** START OF ROWS **

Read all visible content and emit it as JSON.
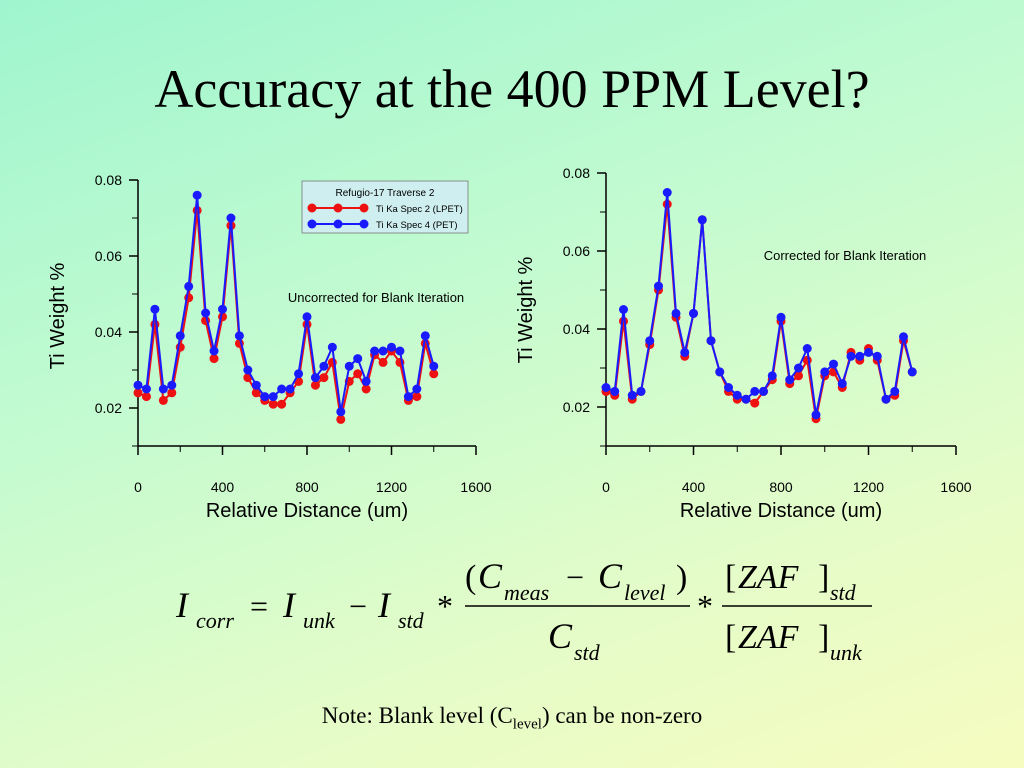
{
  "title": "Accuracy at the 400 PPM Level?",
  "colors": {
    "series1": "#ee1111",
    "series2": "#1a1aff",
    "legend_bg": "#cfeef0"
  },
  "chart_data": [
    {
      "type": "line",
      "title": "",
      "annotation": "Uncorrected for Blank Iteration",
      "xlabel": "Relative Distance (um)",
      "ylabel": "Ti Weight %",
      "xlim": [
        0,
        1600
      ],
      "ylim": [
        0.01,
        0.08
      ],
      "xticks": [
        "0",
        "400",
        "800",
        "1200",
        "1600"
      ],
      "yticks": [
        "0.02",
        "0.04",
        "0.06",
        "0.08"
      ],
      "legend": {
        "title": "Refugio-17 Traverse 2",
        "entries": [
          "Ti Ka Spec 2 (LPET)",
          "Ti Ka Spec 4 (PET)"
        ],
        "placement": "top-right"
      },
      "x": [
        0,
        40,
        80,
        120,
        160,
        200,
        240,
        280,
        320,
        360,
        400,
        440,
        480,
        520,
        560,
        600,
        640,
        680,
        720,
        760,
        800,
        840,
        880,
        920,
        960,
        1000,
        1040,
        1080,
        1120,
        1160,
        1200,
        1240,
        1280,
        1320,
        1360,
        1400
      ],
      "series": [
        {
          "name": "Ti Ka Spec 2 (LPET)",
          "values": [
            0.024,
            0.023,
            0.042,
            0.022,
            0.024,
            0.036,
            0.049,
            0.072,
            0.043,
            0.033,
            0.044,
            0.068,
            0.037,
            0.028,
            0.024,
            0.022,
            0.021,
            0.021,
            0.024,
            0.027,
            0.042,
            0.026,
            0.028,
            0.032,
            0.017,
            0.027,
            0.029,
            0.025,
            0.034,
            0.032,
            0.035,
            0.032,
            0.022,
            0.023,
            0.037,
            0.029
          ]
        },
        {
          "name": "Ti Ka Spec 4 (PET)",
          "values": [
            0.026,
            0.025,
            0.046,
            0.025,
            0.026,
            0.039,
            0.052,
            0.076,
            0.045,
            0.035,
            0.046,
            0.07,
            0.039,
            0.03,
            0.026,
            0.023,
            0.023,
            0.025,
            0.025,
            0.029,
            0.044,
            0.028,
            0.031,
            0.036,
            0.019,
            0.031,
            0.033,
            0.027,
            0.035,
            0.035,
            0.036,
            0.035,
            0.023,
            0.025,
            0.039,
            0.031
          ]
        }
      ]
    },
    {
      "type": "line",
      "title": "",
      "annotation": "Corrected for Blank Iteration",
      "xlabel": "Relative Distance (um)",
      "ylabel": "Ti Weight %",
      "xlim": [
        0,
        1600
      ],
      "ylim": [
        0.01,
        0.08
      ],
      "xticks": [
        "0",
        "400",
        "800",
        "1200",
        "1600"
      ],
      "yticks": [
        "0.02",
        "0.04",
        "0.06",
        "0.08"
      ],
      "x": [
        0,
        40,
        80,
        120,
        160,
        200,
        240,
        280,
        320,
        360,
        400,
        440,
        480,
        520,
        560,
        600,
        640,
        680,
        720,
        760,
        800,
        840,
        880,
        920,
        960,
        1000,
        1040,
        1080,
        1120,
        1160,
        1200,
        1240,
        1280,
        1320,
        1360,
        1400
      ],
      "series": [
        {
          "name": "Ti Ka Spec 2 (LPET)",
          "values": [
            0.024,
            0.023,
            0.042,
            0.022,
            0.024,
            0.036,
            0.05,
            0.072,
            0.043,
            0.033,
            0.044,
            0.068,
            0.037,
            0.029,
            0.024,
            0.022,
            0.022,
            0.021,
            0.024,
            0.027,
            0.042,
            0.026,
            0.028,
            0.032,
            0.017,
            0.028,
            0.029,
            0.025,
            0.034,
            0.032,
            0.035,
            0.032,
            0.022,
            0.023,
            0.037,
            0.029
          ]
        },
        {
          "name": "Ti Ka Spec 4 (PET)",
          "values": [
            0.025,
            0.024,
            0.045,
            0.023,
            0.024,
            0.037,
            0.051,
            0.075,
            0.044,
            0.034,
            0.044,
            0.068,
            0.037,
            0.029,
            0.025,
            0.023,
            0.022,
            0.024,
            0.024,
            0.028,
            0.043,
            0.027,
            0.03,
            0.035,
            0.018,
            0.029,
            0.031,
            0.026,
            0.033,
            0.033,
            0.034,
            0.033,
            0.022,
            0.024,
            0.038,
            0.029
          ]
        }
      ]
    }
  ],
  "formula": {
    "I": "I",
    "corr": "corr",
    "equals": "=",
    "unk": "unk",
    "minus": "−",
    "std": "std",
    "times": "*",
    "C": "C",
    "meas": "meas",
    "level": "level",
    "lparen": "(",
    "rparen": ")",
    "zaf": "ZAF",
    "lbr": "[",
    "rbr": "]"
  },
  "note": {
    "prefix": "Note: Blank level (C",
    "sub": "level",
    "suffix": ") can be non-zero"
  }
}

** END OF ROWS **

YOUR OBJECTIVE:
Go through the listing above and quote it exactly, apart from its images.

EXERCISE RESULT:
Read all visible content and emit it as JSON.
{
  "title": "Accuracy at the 400 PPM Level?",
  "colors": {
    "series1": "#ee1111",
    "series2": "#1a1aff",
    "legend_bg": "#cfeef0"
  },
  "chart_data": [
    {
      "type": "line",
      "title": "",
      "annotation": "Uncorrected for Blank Iteration",
      "xlabel": "Relative Distance (um)",
      "ylabel": "Ti Weight %",
      "xlim": [
        0,
        1600
      ],
      "ylim": [
        0.01,
        0.08
      ],
      "xticks": [
        "0",
        "400",
        "800",
        "1200",
        "1600"
      ],
      "yticks": [
        "0.02",
        "0.04",
        "0.06",
        "0.08"
      ],
      "legend": {
        "title": "Refugio-17 Traverse 2",
        "entries": [
          "Ti Ka Spec 2 (LPET)",
          "Ti Ka Spec 4 (PET)"
        ],
        "placement": "top-right"
      },
      "x": [
        0,
        40,
        80,
        120,
        160,
        200,
        240,
        280,
        320,
        360,
        400,
        440,
        480,
        520,
        560,
        600,
        640,
        680,
        720,
        760,
        800,
        840,
        880,
        920,
        960,
        1000,
        1040,
        1080,
        1120,
        1160,
        1200,
        1240,
        1280,
        1320,
        1360,
        1400
      ],
      "series": [
        {
          "name": "Ti Ka Spec 2 (LPET)",
          "values": [
            0.024,
            0.023,
            0.042,
            0.022,
            0.024,
            0.036,
            0.049,
            0.072,
            0.043,
            0.033,
            0.044,
            0.068,
            0.037,
            0.028,
            0.024,
            0.022,
            0.021,
            0.021,
            0.024,
            0.027,
            0.042,
            0.026,
            0.028,
            0.032,
            0.017,
            0.027,
            0.029,
            0.025,
            0.034,
            0.032,
            0.035,
            0.032,
            0.022,
            0.023,
            0.037,
            0.029
          ]
        },
        {
          "name": "Ti Ka Spec 4 (PET)",
          "values": [
            0.026,
            0.025,
            0.046,
            0.025,
            0.026,
            0.039,
            0.052,
            0.076,
            0.045,
            0.035,
            0.046,
            0.07,
            0.039,
            0.03,
            0.026,
            0.023,
            0.023,
            0.025,
            0.025,
            0.029,
            0.044,
            0.028,
            0.031,
            0.036,
            0.019,
            0.031,
            0.033,
            0.027,
            0.035,
            0.035,
            0.036,
            0.035,
            0.023,
            0.025,
            0.039,
            0.031
          ]
        }
      ]
    },
    {
      "type": "line",
      "title": "",
      "annotation": "Corrected for Blank Iteration",
      "xlabel": "Relative Distance (um)",
      "ylabel": "Ti Weight %",
      "xlim": [
        0,
        1600
      ],
      "ylim": [
        0.01,
        0.08
      ],
      "xticks": [
        "0",
        "400",
        "800",
        "1200",
        "1600"
      ],
      "yticks": [
        "0.02",
        "0.04",
        "0.06",
        "0.08"
      ],
      "x": [
        0,
        40,
        80,
        120,
        160,
        200,
        240,
        280,
        320,
        360,
        400,
        440,
        480,
        520,
        560,
        600,
        640,
        680,
        720,
        760,
        800,
        840,
        880,
        920,
        960,
        1000,
        1040,
        1080,
        1120,
        1160,
        1200,
        1240,
        1280,
        1320,
        1360,
        1400
      ],
      "series": [
        {
          "name": "Ti Ka Spec 2 (LPET)",
          "values": [
            0.024,
            0.023,
            0.042,
            0.022,
            0.024,
            0.036,
            0.05,
            0.072,
            0.043,
            0.033,
            0.044,
            0.068,
            0.037,
            0.029,
            0.024,
            0.022,
            0.022,
            0.021,
            0.024,
            0.027,
            0.042,
            0.026,
            0.028,
            0.032,
            0.017,
            0.028,
            0.029,
            0.025,
            0.034,
            0.032,
            0.035,
            0.032,
            0.022,
            0.023,
            0.037,
            0.029
          ]
        },
        {
          "name": "Ti Ka Spec 4 (PET)",
          "values": [
            0.025,
            0.024,
            0.045,
            0.023,
            0.024,
            0.037,
            0.051,
            0.075,
            0.044,
            0.034,
            0.044,
            0.068,
            0.037,
            0.029,
            0.025,
            0.023,
            0.022,
            0.024,
            0.024,
            0.028,
            0.043,
            0.027,
            0.03,
            0.035,
            0.018,
            0.029,
            0.031,
            0.026,
            0.033,
            0.033,
            0.034,
            0.033,
            0.022,
            0.024,
            0.038,
            0.029
          ]
        }
      ]
    }
  ],
  "formula": {
    "I": "I",
    "corr": "corr",
    "equals": "=",
    "unk": "unk",
    "minus": "−",
    "std": "std",
    "times": "*",
    "C": "C",
    "meas": "meas",
    "level": "level",
    "lparen": "(",
    "rparen": ")",
    "zaf": "ZAF",
    "lbr": "[",
    "rbr": "]"
  },
  "note": {
    "prefix": "Note: Blank level (C",
    "sub": "level",
    "suffix": ") can be non-zero"
  }
}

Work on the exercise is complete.